*Short task*:
Below are entries. Pull out all lines containing "name".

*Data records*:
○ ○ ○ ○ ○ ○ ○

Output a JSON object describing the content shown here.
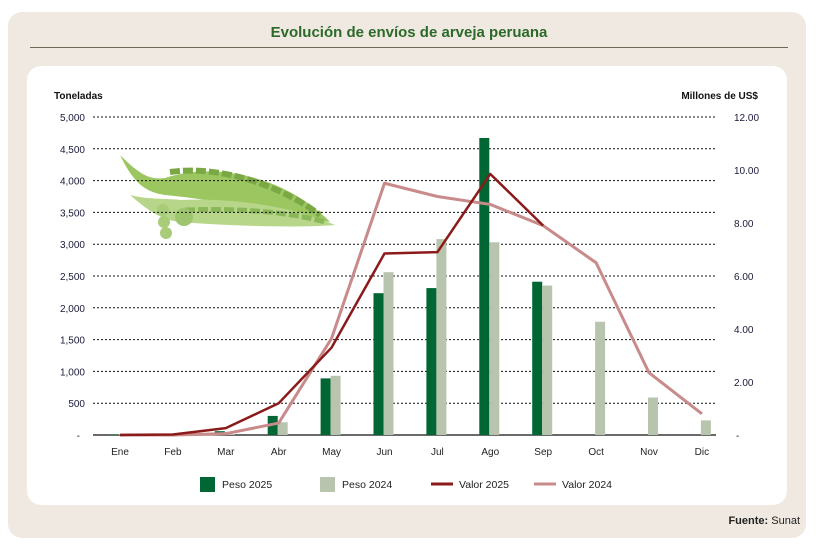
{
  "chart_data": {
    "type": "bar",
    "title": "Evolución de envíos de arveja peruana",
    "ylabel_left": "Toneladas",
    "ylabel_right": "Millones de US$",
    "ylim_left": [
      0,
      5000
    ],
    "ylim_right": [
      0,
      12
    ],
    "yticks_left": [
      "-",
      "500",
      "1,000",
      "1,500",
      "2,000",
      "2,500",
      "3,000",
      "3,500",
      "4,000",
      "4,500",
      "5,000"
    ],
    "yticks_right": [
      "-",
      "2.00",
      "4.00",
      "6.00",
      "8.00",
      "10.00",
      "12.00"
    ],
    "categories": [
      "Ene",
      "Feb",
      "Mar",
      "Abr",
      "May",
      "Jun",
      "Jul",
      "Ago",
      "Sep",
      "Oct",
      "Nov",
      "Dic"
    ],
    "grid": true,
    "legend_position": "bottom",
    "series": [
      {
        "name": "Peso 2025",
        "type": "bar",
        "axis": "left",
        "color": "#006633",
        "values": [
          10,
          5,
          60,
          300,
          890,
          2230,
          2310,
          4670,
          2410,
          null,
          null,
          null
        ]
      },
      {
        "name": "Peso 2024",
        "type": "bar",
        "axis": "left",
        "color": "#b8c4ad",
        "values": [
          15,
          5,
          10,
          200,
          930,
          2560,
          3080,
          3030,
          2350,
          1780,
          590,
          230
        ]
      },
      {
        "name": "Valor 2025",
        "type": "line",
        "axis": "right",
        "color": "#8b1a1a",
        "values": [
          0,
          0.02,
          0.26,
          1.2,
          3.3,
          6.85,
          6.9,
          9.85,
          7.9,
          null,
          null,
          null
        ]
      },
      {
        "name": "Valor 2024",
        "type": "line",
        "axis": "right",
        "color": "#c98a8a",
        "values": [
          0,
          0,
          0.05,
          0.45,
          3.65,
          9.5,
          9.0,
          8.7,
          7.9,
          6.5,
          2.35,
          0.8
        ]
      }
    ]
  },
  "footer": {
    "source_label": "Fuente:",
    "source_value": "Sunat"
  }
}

○ ○ ○ ○ ○ ○ ○

*The completed task*:
        "name": "Peso 2025",
        "name": "Peso 2024",
        "name": "Valor 2025",
        "name": "Valor 2024",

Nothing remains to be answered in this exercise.